- **YOUR OBJECTIVE**: Locate the string "title" in the listing below. Copy every line where it is found.
------------------------
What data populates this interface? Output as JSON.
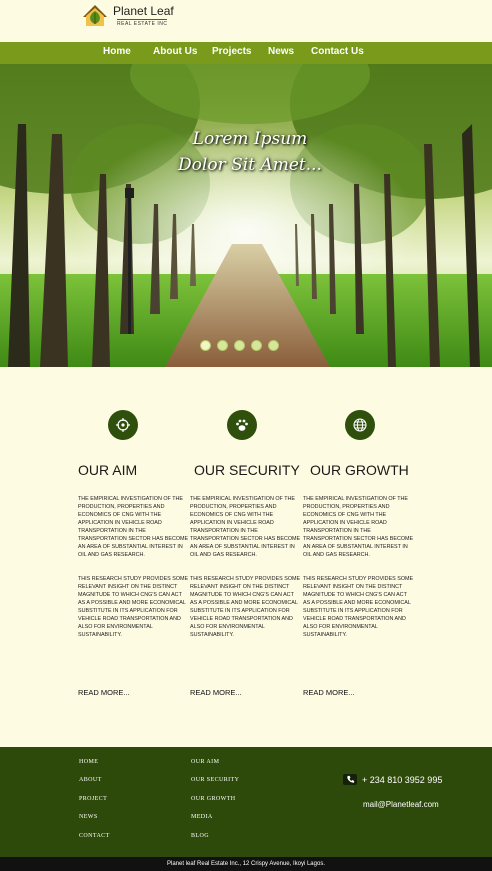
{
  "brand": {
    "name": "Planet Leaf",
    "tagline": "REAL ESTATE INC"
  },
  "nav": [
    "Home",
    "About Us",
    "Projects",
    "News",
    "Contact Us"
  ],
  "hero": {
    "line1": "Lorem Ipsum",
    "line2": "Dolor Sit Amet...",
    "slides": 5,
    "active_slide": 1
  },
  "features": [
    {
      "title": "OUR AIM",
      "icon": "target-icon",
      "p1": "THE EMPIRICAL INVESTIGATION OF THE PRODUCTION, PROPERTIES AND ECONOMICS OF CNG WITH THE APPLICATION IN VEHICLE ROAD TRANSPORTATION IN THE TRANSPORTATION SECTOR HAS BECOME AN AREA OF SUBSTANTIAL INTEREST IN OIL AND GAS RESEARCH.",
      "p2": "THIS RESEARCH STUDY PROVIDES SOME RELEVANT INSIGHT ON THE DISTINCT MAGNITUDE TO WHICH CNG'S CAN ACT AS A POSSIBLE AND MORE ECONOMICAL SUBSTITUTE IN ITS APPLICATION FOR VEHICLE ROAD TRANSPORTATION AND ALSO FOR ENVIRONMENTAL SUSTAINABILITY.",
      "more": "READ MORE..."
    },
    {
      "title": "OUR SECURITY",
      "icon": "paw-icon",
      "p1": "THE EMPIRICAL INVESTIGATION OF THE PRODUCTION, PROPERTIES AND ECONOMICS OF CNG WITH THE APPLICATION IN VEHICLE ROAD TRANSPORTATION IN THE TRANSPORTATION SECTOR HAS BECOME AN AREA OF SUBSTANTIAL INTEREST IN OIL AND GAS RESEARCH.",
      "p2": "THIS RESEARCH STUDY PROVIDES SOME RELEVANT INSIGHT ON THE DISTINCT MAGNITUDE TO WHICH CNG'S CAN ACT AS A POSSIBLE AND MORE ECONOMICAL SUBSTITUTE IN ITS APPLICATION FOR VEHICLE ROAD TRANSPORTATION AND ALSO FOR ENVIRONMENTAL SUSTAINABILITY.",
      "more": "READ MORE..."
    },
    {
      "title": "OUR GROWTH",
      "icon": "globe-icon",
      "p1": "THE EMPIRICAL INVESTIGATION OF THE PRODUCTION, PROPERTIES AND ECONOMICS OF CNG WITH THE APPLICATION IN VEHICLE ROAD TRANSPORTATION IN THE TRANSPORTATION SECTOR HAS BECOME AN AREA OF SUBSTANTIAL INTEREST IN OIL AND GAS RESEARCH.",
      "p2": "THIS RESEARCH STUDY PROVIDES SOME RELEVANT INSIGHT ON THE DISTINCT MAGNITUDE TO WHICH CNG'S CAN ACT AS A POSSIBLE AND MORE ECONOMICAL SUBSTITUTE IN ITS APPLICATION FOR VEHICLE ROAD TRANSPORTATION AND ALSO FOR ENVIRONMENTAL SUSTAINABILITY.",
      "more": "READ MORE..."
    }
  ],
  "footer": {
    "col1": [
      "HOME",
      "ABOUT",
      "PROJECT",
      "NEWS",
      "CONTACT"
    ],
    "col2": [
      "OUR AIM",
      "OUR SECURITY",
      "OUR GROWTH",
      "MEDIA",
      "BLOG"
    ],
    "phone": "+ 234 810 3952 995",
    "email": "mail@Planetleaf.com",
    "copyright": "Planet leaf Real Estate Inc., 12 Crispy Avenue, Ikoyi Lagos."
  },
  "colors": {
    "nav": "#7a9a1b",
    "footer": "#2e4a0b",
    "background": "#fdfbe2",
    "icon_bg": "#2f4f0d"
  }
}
------------------------
- **REPLY**:
      "title": "OUR AIM",
      "title": "OUR SECURITY",
      "title": "OUR GROWTH",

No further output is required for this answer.